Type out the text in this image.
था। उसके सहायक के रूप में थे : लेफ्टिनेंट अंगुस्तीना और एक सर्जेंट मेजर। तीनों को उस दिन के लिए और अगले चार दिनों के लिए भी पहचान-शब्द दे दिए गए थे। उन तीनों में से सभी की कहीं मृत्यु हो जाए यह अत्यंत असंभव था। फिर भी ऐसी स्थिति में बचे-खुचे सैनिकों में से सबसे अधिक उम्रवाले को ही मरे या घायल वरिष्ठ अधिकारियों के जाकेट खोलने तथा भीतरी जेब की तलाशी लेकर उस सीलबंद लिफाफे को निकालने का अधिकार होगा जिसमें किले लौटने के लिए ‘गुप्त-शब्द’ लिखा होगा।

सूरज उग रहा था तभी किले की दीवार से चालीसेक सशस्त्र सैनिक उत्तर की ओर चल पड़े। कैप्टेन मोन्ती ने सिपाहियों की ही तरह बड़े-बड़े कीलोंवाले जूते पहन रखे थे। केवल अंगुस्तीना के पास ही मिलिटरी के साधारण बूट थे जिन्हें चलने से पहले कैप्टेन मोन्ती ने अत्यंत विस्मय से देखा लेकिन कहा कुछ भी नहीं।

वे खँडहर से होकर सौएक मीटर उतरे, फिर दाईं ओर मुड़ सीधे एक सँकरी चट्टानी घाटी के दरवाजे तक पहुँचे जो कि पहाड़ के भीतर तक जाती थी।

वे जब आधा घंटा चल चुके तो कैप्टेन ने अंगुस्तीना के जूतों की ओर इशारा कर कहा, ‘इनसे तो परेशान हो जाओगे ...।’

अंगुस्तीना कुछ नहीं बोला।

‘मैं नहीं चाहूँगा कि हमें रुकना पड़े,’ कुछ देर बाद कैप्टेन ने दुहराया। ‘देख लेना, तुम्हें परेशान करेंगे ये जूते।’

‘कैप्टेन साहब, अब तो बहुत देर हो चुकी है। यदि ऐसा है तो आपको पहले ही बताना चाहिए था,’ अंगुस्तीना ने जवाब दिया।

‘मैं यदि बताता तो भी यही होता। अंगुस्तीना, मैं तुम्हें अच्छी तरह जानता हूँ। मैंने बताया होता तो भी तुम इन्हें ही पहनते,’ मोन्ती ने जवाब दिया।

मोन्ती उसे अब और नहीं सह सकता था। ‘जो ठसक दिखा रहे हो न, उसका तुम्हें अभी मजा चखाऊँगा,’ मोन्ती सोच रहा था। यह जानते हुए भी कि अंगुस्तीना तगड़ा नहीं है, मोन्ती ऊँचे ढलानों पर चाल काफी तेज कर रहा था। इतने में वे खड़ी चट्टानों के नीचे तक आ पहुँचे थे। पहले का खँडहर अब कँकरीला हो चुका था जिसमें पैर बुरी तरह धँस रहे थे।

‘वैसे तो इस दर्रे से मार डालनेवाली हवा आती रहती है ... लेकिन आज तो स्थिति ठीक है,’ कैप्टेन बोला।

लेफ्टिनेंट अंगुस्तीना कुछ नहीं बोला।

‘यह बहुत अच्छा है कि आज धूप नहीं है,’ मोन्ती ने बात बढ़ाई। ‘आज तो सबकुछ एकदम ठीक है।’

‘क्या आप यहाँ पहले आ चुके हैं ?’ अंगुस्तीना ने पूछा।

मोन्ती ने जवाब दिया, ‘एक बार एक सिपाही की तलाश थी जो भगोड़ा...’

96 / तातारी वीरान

● ● ●

## Short exercise
Repeat the whole listing exactly, keeping every line intact.

## Written solution
Type out the text in this image.
था। उसके सहायक के रूप में थे : लेफ्टिनेंट अंगुस्तीना और एक सर्जेंट मेजर। तीनों को उस दिन के लिए और अगले चार दिनों के लिए भी पहचान-शब्द दे दिए गए थे। उन तीनों में से सभी की कहीं मृत्यु हो जाए यह अत्यंत असंभव था। फिर भी ऐसी स्थिति में बचे-खुचे सैनिकों में से सबसे अधिक उम्रवाले को ही मरे या घायल वरिष्ठ अधिकारियों के जाकेट खोलने तथा भीतरी जेब की तलाशी लेकर उस सीलबंद लिफाफे को निकालने का अधिकार होगा जिसमें किले लौटने के लिए ‘गुप्त-शब्द’ लिखा होगा।

सूरज उग रहा था तभी किले की दीवार से चालीसेक सशस्त्र सैनिक उत्तर की ओर चल पड़े। कैप्टेन मोन्ती ने सिपाहियों की ही तरह बड़े-बड़े कीलोंवाले जूते पहन रखे थे। केवल अंगुस्तीना के पास ही मिलिटरी के साधारण बूट थे जिन्हें चलने से पहले कैप्टेन मोन्ती ने अत्यंत विस्मय से देखा लेकिन कहा कुछ भी नहीं।

वे खँडहर से होकर सौएक मीटर उतरे, फिर दाईं ओर मुड़ सीधे एक सँकरी चट्टानी घाटी के दरवाजे तक पहुँचे जो कि पहाड़ के भीतर तक जाती थी।

वे जब आधा घंटा चल चुके तो कैप्टेन ने अंगुस्तीना के जूतों की ओर इशारा कर कहा, ‘इनसे तो परेशान हो जाओगे ...।’

अंगुस्तीना कुछ नहीं बोला।

‘मैं नहीं चाहूँगा कि हमें रुकना पड़े,’ कुछ देर बाद कैप्टेन ने दुहराया। ‘देख लेना, तुम्हें परेशान करेंगे ये जूते।’

‘कैप्टेन साहब, अब तो बहुत देर हो चुकी है। यदि ऐसा है तो आपको पहले ही बताना चाहिए था,’ अंगुस्तीना ने जवाब दिया।

‘मैं यदि बताता तो भी यही होता। अंगुस्तीना, मैं तुम्हें अच्छी तरह जानता हूँ। मैंने बताया होता तो भी तुम इन्हें ही पहनते,’ मोन्ती ने जवाब दिया।

मोन्ती उसे अब और नहीं सह सकता था। ‘जो ठसक दिखा रहे हो न, उसका तुम्हें अभी मजा चखाऊँगा,’ मोन्ती सोच रहा था। यह जानते हुए भी कि अंगुस्तीना तगड़ा नहीं है, मोन्ती ऊँचे ढलानों पर चाल काफी तेज कर रहा था। इतने में वे खड़ी चट्टानों के नीचे तक आ पहुँचे थे। पहले का खँडहर अब कँकरीला हो चुका था जिसमें पैर बुरी तरह धँस रहे थे।

‘वैसे तो इस दर्रे से मार डालनेवाली हवा आती रहती है ... लेकिन आज तो स्थिति ठीक है,’ कैप्टेन बोला।

लेफ्टिनेंट अंगुस्तीना कुछ नहीं बोला।

‘यह बहुत अच्छा है कि आज धूप नहीं है,’ मोन्ती ने बात बढ़ाई। ‘आज तो सबकुछ एकदम ठीक है।’

‘क्या आप यहाँ पहले आ चुके हैं ?’ अंगुस्तीना ने पूछा।

मोन्ती ने जवाब दिया, ‘एक बार एक सिपाही की तलाश थी जो भगोड़ा...’

96 / तातारी वीरान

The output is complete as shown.